BEGIN Provided data
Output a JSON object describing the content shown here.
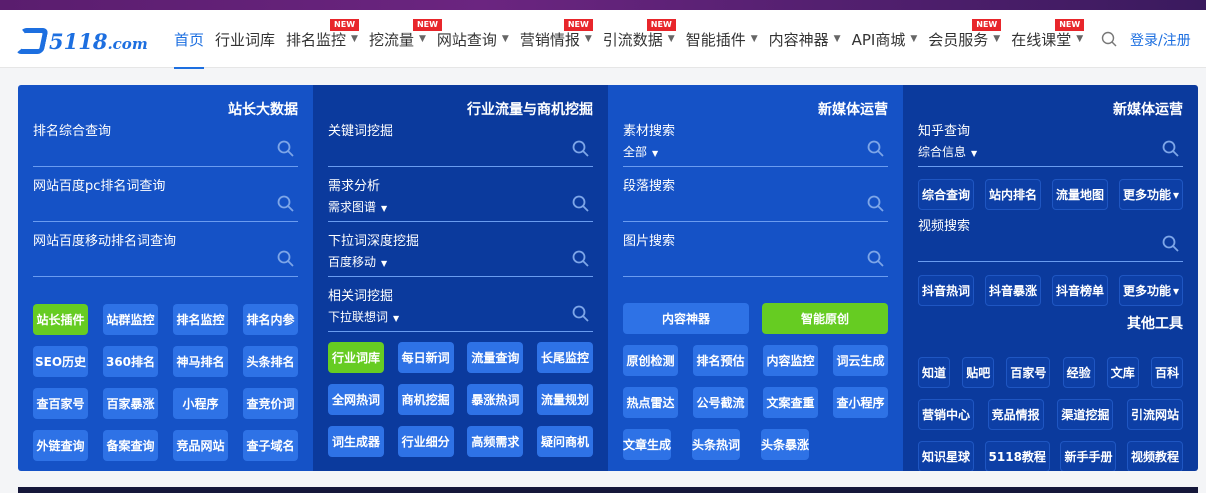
{
  "header": {
    "logo_text": "5118",
    "logo_suffix": ".com",
    "nav": [
      {
        "label": "首页",
        "active": true
      },
      {
        "label": "行业词库"
      },
      {
        "label": "排名监控",
        "dropdown": true,
        "badge": "NEW"
      },
      {
        "label": "挖流量",
        "dropdown": true,
        "badge": "NEW"
      },
      {
        "label": "网站查询",
        "dropdown": true
      },
      {
        "label": "营销情报",
        "dropdown": true,
        "badge": "NEW"
      },
      {
        "label": "引流数据",
        "dropdown": true,
        "badge": "NEW"
      },
      {
        "label": "智能插件",
        "dropdown": true
      },
      {
        "label": "内容神器",
        "dropdown": true
      },
      {
        "label": "API商城",
        "dropdown": true
      },
      {
        "label": "会员服务",
        "dropdown": true,
        "badge": "NEW"
      },
      {
        "label": "在线课堂",
        "dropdown": true,
        "badge": "NEW"
      }
    ],
    "login": "登录/注册"
  },
  "colors": {
    "accent": "#1d6fe0",
    "green": "#66cc22",
    "badge": "#e8262b"
  },
  "columns": [
    {
      "tone": "light",
      "blocks": [
        {
          "type": "title",
          "text": "站长大数据"
        },
        {
          "type": "field",
          "label": "排名综合查询"
        },
        {
          "type": "field",
          "label": "网站百度pc排名词查询"
        },
        {
          "type": "field",
          "label": "网站百度移动排名词查询"
        },
        {
          "type": "gap",
          "h": 27
        },
        {
          "type": "row",
          "buttons": [
            {
              "label": "站长插件",
              "green": true
            },
            {
              "label": "站群监控"
            },
            {
              "label": "排名监控"
            },
            {
              "label": "排名内参"
            }
          ]
        },
        {
          "type": "row",
          "buttons": [
            {
              "label": "SEO历史"
            },
            {
              "label": "360排名"
            },
            {
              "label": "神马排名"
            },
            {
              "label": "头条排名"
            }
          ]
        },
        {
          "type": "row",
          "buttons": [
            {
              "label": "查百家号"
            },
            {
              "label": "百家暴涨"
            },
            {
              "label": "小程序"
            },
            {
              "label": "查竞价词"
            }
          ]
        },
        {
          "type": "row",
          "buttons": [
            {
              "label": "外链查询"
            },
            {
              "label": "备案查询"
            },
            {
              "label": "竞品网站"
            },
            {
              "label": "查子域名"
            }
          ]
        }
      ]
    },
    {
      "tone": "dark",
      "blocks": [
        {
          "type": "title",
          "text": "行业流量与商机挖掘"
        },
        {
          "type": "field",
          "label": "关键词挖掘"
        },
        {
          "type": "field",
          "label": "需求分析",
          "sub": "需求图谱"
        },
        {
          "type": "field",
          "label": "下拉词深度挖掘",
          "sub": "百度移动"
        },
        {
          "type": "field",
          "label": "相关词挖掘",
          "sub": "下拉联想词"
        },
        {
          "type": "gap",
          "h": 10
        },
        {
          "type": "row",
          "buttons": [
            {
              "label": "行业词库",
              "green": true
            },
            {
              "label": "每日新词"
            },
            {
              "label": "流量查询"
            },
            {
              "label": "长尾监控"
            }
          ]
        },
        {
          "type": "row",
          "buttons": [
            {
              "label": "全网热词"
            },
            {
              "label": "商机挖掘"
            },
            {
              "label": "暴涨热词"
            },
            {
              "label": "流量规划"
            }
          ]
        },
        {
          "type": "row",
          "buttons": [
            {
              "label": "词生成器"
            },
            {
              "label": "行业细分"
            },
            {
              "label": "高频需求"
            },
            {
              "label": "疑问商机"
            }
          ]
        }
      ]
    },
    {
      "tone": "light",
      "blocks": [
        {
          "type": "title",
          "text": "新媒体运营"
        },
        {
          "type": "field",
          "label": "素材搜索",
          "sub": "全部"
        },
        {
          "type": "field",
          "label": "段落搜索"
        },
        {
          "type": "field",
          "label": "图片搜索"
        },
        {
          "type": "gap",
          "h": 26
        },
        {
          "type": "row",
          "wide": true,
          "buttons": [
            {
              "label": "内容神器"
            },
            {
              "label": "智能原创",
              "green": true
            }
          ]
        },
        {
          "type": "row",
          "buttons": [
            {
              "label": "原创检测"
            },
            {
              "label": "排名预估"
            },
            {
              "label": "内容监控"
            },
            {
              "label": "词云生成"
            }
          ]
        },
        {
          "type": "row",
          "buttons": [
            {
              "label": "热点雷达"
            },
            {
              "label": "公号截流"
            },
            {
              "label": "文案查重"
            },
            {
              "label": "查小程序"
            }
          ]
        },
        {
          "type": "row",
          "start": true,
          "buttons": [
            {
              "label": "文章生成"
            },
            {
              "label": "头条热词"
            },
            {
              "label": "头条暴涨"
            }
          ]
        }
      ]
    },
    {
      "tone": "dark",
      "c4": true,
      "blocks": [
        {
          "type": "title",
          "text": "新媒体运营"
        },
        {
          "type": "field",
          "label": "知乎查询",
          "sub": "综合信息"
        },
        {
          "type": "gap",
          "h": 12
        },
        {
          "type": "row",
          "buttons": [
            {
              "label": "综合查询"
            },
            {
              "label": "站内排名"
            },
            {
              "label": "流量地图"
            },
            {
              "label": "更多功能",
              "dropdown": true
            }
          ]
        },
        {
          "type": "gap",
          "h": 7
        },
        {
          "type": "field",
          "label": "视频搜索"
        },
        {
          "type": "gap",
          "h": 13
        },
        {
          "type": "row",
          "buttons": [
            {
              "label": "抖音热词"
            },
            {
              "label": "抖音暴涨"
            },
            {
              "label": "抖音榜单"
            },
            {
              "label": "更多功能",
              "dropdown": true
            }
          ]
        },
        {
          "type": "title2",
          "text": "其他工具"
        },
        {
          "type": "row",
          "buttons": [
            {
              "label": "知道"
            },
            {
              "label": "贴吧"
            },
            {
              "label": "百家号"
            },
            {
              "label": "经验"
            },
            {
              "label": "文库"
            },
            {
              "label": "百科"
            }
          ]
        },
        {
          "type": "row",
          "buttons": [
            {
              "label": "营销中心"
            },
            {
              "label": "竞品情报"
            },
            {
              "label": "渠道挖掘"
            },
            {
              "label": "引流网站"
            }
          ]
        },
        {
          "type": "row",
          "buttons": [
            {
              "label": "知识星球"
            },
            {
              "label": "5118教程"
            },
            {
              "label": "新手手册"
            },
            {
              "label": "视频教程"
            }
          ]
        }
      ]
    }
  ]
}
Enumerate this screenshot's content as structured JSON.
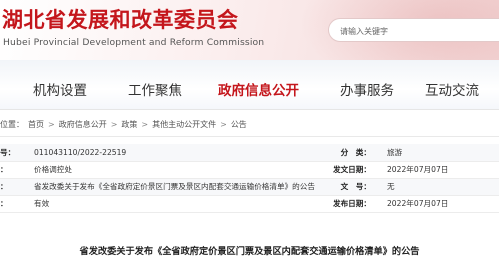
{
  "header": {
    "title_cn": "湖北省发展和改革委员会",
    "title_en": "Hubei Provincial Development and Reform Commission",
    "search_placeholder": "请输入关键字"
  },
  "nav": {
    "items": [
      {
        "label": "机构设置",
        "active": false
      },
      {
        "label": "工作聚焦",
        "active": false
      },
      {
        "label": "政府信息公开",
        "active": true
      },
      {
        "label": "办事服务",
        "active": false
      },
      {
        "label": "互动交流",
        "active": false
      }
    ]
  },
  "breadcrumb": {
    "location_label": "位置：",
    "items": [
      "首页",
      "政府信息公开",
      "政策",
      "其他主动公开文件",
      "公告"
    ],
    "separator": ">"
  },
  "info": {
    "rows": [
      {
        "k": "号：",
        "v": "011043110/2022-22519",
        "k2": "分　类：",
        "v2": "旅游"
      },
      {
        "k": "：",
        "v": "价格调控处",
        "k2": "发文日期：",
        "v2": "2022年07月07日"
      },
      {
        "k": "：",
        "v": "省发改委关于发布《全省政府定价景区门票及景区内配套交通运输价格清单》的公告",
        "k2": "文　号：",
        "v2": "无"
      },
      {
        "k": "：",
        "v": "有效",
        "k2": "发布日期：",
        "v2": "2022年07月07日"
      }
    ]
  },
  "doc_title": "省发改委关于发布《全省政府定价景区门票及景区内配套交通运输价格清单》的公告"
}
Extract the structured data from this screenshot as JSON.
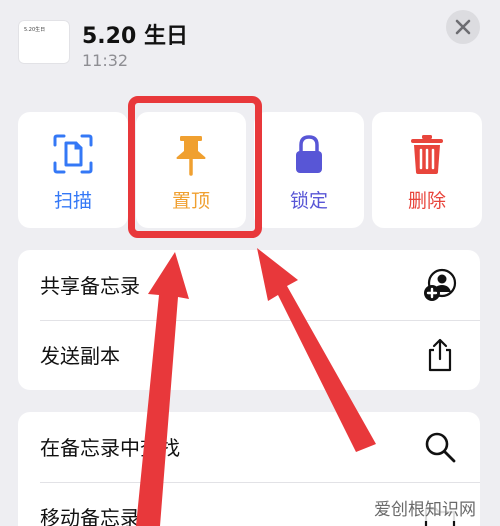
{
  "note": {
    "thumbnail_text": "5.20生日",
    "title": "5.20 生日",
    "time": "11:32"
  },
  "actions": [
    {
      "label": "扫描",
      "icon": "scan-document-icon",
      "color": "#3478f6"
    },
    {
      "label": "置顶",
      "icon": "pin-icon",
      "color": "#f0a030"
    },
    {
      "label": "锁定",
      "icon": "lock-icon",
      "color": "#5856d6"
    },
    {
      "label": "删除",
      "icon": "trash-icon",
      "color": "#e8453c"
    }
  ],
  "menu_group_1": [
    {
      "label": "共享备忘录",
      "icon": "share-note-person-add-icon"
    },
    {
      "label": "发送副本",
      "icon": "share-export-icon"
    }
  ],
  "menu_group_2": [
    {
      "label": "在备忘录中查找",
      "icon": "search-icon"
    },
    {
      "label": "移动备忘录",
      "icon": "folder-move-icon"
    }
  ],
  "annotation": {
    "highlight_color": "#e8383b"
  },
  "watermark": "爱创根知识网"
}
END Provided data
- Goal
Write out an exact reproduction of the lines from the line that holds "Extract the structured" to the bottom of the listing above, both ends included. Exclude pictures.

- The reply
Extract the structured data from this screenshot as JSON.
{
  "note": {
    "thumbnail_text": "5.20生日",
    "title": "5.20 生日",
    "time": "11:32"
  },
  "actions": [
    {
      "label": "扫描",
      "icon": "scan-document-icon",
      "color": "#3478f6"
    },
    {
      "label": "置顶",
      "icon": "pin-icon",
      "color": "#f0a030"
    },
    {
      "label": "锁定",
      "icon": "lock-icon",
      "color": "#5856d6"
    },
    {
      "label": "删除",
      "icon": "trash-icon",
      "color": "#e8453c"
    }
  ],
  "menu_group_1": [
    {
      "label": "共享备忘录",
      "icon": "share-note-person-add-icon"
    },
    {
      "label": "发送副本",
      "icon": "share-export-icon"
    }
  ],
  "menu_group_2": [
    {
      "label": "在备忘录中查找",
      "icon": "search-icon"
    },
    {
      "label": "移动备忘录",
      "icon": "folder-move-icon"
    }
  ],
  "annotation": {
    "highlight_color": "#e8383b"
  },
  "watermark": "爱创根知识网"
}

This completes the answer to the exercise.